*Problem details*:
Write out the full set of records below exactly.

┌──

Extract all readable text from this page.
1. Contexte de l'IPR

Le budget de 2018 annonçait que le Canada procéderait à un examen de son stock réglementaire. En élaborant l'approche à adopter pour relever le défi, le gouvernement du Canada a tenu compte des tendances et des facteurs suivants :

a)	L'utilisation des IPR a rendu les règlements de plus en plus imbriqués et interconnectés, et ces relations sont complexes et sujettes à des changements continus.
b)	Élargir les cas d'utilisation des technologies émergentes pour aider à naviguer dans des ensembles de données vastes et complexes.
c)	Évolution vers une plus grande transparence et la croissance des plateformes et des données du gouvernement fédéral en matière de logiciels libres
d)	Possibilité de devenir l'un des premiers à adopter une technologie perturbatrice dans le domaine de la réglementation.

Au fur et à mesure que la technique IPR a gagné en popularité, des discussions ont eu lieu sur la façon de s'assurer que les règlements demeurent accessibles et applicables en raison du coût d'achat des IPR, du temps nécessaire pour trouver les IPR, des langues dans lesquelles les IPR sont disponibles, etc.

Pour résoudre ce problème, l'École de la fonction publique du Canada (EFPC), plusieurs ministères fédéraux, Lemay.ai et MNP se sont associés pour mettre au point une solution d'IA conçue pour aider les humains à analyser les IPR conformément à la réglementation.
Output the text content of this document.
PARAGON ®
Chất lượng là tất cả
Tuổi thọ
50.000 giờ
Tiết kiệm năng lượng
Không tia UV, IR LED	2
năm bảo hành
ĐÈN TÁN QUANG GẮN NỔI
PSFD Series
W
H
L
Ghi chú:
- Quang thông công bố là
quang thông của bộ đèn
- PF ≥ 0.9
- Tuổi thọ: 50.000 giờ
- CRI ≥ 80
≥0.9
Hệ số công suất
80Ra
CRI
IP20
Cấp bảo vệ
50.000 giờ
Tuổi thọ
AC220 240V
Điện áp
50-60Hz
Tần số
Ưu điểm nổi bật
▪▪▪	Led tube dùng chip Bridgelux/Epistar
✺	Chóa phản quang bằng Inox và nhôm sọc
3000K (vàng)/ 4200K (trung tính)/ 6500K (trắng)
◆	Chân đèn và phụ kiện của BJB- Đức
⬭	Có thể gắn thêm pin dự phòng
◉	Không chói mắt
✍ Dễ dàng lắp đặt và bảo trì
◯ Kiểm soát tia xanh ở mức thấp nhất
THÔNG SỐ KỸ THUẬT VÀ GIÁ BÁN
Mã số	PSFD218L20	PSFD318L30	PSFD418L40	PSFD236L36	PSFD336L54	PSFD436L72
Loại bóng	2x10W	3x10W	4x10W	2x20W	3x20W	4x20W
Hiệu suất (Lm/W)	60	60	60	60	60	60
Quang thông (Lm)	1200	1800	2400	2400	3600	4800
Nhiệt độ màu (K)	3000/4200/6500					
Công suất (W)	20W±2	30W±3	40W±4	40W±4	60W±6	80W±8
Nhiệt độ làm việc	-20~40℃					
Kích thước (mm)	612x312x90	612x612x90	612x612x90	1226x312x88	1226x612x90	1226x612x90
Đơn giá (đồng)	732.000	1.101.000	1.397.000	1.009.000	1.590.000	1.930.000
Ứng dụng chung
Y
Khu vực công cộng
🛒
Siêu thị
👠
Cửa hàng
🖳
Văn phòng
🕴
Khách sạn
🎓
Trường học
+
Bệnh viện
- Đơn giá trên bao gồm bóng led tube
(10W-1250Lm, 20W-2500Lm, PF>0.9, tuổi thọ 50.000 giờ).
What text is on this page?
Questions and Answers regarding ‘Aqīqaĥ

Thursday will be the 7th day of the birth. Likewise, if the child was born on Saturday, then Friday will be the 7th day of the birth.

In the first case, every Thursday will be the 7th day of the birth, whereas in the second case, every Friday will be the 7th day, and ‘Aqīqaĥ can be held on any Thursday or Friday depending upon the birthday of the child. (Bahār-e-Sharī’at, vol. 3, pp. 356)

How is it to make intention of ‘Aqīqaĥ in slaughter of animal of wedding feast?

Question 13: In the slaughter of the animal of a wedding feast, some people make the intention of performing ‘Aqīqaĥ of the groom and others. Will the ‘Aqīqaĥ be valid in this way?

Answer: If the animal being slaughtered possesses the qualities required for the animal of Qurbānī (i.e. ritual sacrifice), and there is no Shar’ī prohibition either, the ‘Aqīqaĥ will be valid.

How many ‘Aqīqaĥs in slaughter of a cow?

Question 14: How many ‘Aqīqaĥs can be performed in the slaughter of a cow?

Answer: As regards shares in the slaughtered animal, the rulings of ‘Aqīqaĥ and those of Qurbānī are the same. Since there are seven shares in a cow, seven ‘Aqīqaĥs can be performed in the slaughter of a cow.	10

└──

*Output for this task*:
Extract all readable text from this page.
1. Contexte de l'IPR

Le budget de 2018 annonçait que le Canada procéderait à un examen de son stock réglementaire. En élaborant l'approche à adopter pour relever le défi, le gouvernement du Canada a tenu compte des tendances et des facteurs suivants :

a)	L'utilisation des IPR a rendu les règlements de plus en plus imbriqués et interconnectés, et ces relations sont complexes et sujettes à des changements continus.
b)	Élargir les cas d'utilisation des technologies émergentes pour aider à naviguer dans des ensembles de données vastes et complexes.
c)	Évolution vers une plus grande transparence et la croissance des plateformes et des données du gouvernement fédéral en matière de logiciels libres
d)	Possibilité de devenir l'un des premiers à adopter une technologie perturbatrice dans le domaine de la réglementation.

Au fur et à mesure que la technique IPR a gagné en popularité, des discussions ont eu lieu sur la façon de s'assurer que les règlements demeurent accessibles et applicables en raison du coût d'achat des IPR, du temps nécessaire pour trouver les IPR, des langues dans lesquelles les IPR sont disponibles, etc.

Pour résoudre ce problème, l'École de la fonction publique du Canada (EFPC), plusieurs ministères fédéraux, Lemay.ai et MNP se sont associés pour mettre au point une solution d'IA conçue pour aider les humains à analyser les IPR conformément à la réglementation.
Output the text content of this document.
PARAGON ®
Chất lượng là tất cả
Tuổi thọ
50.000 giờ
Tiết kiệm năng lượng
Không tia UV, IR LED	2
năm bảo hành
ĐÈN TÁN QUANG GẮN NỔI
PSFD Series
W
H
L
Ghi chú:
- Quang thông công bố là
quang thông của bộ đèn
- PF ≥ 0.9
- Tuổi thọ: 50.000 giờ
- CRI ≥ 80
≥0.9
Hệ số công suất
80Ra
CRI
IP20
Cấp bảo vệ
50.000 giờ
Tuổi thọ
AC220 240V
Điện áp
50-60Hz
Tần số
Ưu điểm nổi bật
▪▪▪	Led tube dùng chip Bridgelux/Epistar
✺	Chóa phản quang bằng Inox và nhôm sọc
3000K (vàng)/ 4200K (trung tính)/ 6500K (trắng)
◆	Chân đèn và phụ kiện của BJB- Đức
⬭	Có thể gắn thêm pin dự phòng
◉	Không chói mắt
✍ Dễ dàng lắp đặt và bảo trì
◯ Kiểm soát tia xanh ở mức thấp nhất
THÔNG SỐ KỸ THUẬT VÀ GIÁ BÁN
Mã số	PSFD218L20	PSFD318L30	PSFD418L40	PSFD236L36	PSFD336L54	PSFD436L72
Loại bóng	2x10W	3x10W	4x10W	2x20W	3x20W	4x20W
Hiệu suất (Lm/W)	60	60	60	60	60	60
Quang thông (Lm)	1200	1800	2400	2400	3600	4800
Nhiệt độ màu (K)	3000/4200/6500					
Công suất (W)	20W±2	30W±3	40W±4	40W±4	60W±6	80W±8
Nhiệt độ làm việc	-20~40℃					
Kích thước (mm)	612x312x90	612x612x90	612x612x90	1226x312x88	1226x612x90	1226x612x90
Đơn giá (đồng)	732.000	1.101.000	1.397.000	1.009.000	1.590.000	1.930.000
Ứng dụng chung
Y
Khu vực công cộng
🛒
Siêu thị
👠
Cửa hàng
🖳
Văn phòng
🕴
Khách sạn
🎓
Trường học
+
Bệnh viện
- Đơn giá trên bao gồm bóng led tube
(10W-1250Lm, 20W-2500Lm, PF>0.9, tuổi thọ 50.000 giờ).
What text is on this page?
Questions and Answers regarding ‘Aqīqaĥ

Thursday will be the 7th day of the birth. Likewise, if the child was born on Saturday, then Friday will be the 7th day of the birth.

In the first case, every Thursday will be the 7th day of the birth, whereas in the second case, every Friday will be the 7th day, and ‘Aqīqaĥ can be held on any Thursday or Friday depending upon the birthday of the child. (Bahār-e-Sharī’at, vol. 3, pp. 356)

How is it to make intention of ‘Aqīqaĥ in slaughter of animal of wedding feast?

Question 13: In the slaughter of the animal of a wedding feast, some people make the intention of performing ‘Aqīqaĥ of the groom and others. Will the ‘Aqīqaĥ be valid in this way?

Answer: If the animal being slaughtered possesses the qualities required for the animal of Qurbānī (i.e. ritual sacrifice), and there is no Shar’ī prohibition either, the ‘Aqīqaĥ will be valid.

How many ‘Aqīqaĥs in slaughter of a cow?

Question 14: How many ‘Aqīqaĥs can be performed in the slaughter of a cow?

Answer: As regards shares in the slaughtered animal, the rulings of ‘Aqīqaĥ and those of Qurbānī are the same. Since there are seven shares in a cow, seven ‘Aqīqaĥs can be performed in the slaughter of a cow.	10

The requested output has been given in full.